Problem requirements:
Repeat each record exactly as written, and drop any images.

Raw data:
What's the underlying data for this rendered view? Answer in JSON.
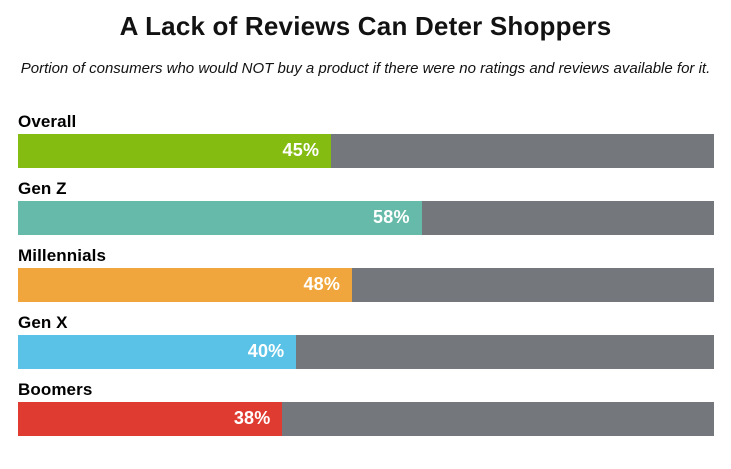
{
  "title": "A Lack of Reviews Can Deter Shoppers",
  "subtitle": "Portion of consumers who would NOT buy a product if there were no ratings and reviews available for it.",
  "chart_data": {
    "type": "bar",
    "orientation": "horizontal",
    "title": "A Lack of Reviews Can Deter Shoppers",
    "subtitle": "Portion of consumers who would NOT buy a product if there were no ratings and reviews available for it.",
    "categories": [
      "Overall",
      "Gen Z",
      "Millennials",
      "Gen X",
      "Boomers"
    ],
    "values": [
      45,
      58,
      48,
      40,
      38
    ],
    "value_labels": [
      "45%",
      "58%",
      "48%",
      "40%",
      "38%"
    ],
    "value_suffix": "%",
    "xlim": [
      0,
      100
    ],
    "xlabel": "",
    "ylabel": "",
    "grid": false,
    "legend": false,
    "bar_colors": [
      "#84BC12",
      "#66BAA9",
      "#F0A63C",
      "#5BC2E7",
      "#E03B30"
    ],
    "track_color": "#74787C",
    "value_label_color": "#FFFFFF",
    "category_label_color": "#000000"
  }
}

Answer:
What's the underlying data for this rendered view? Answer in JSON.
{
  "title": "A Lack of Reviews Can Deter Shoppers",
  "subtitle": "Portion of consumers who would NOT buy a product if there were no ratings and reviews available for it.",
  "chart_data": {
    "type": "bar",
    "orientation": "horizontal",
    "title": "A Lack of Reviews Can Deter Shoppers",
    "subtitle": "Portion of consumers who would NOT buy a product if there were no ratings and reviews available for it.",
    "categories": [
      "Overall",
      "Gen Z",
      "Millennials",
      "Gen X",
      "Boomers"
    ],
    "values": [
      45,
      58,
      48,
      40,
      38
    ],
    "value_labels": [
      "45%",
      "58%",
      "48%",
      "40%",
      "38%"
    ],
    "value_suffix": "%",
    "xlim": [
      0,
      100
    ],
    "xlabel": "",
    "ylabel": "",
    "grid": false,
    "legend": false,
    "bar_colors": [
      "#84BC12",
      "#66BAA9",
      "#F0A63C",
      "#5BC2E7",
      "#E03B30"
    ],
    "track_color": "#74787C",
    "value_label_color": "#FFFFFF",
    "category_label_color": "#000000"
  }
}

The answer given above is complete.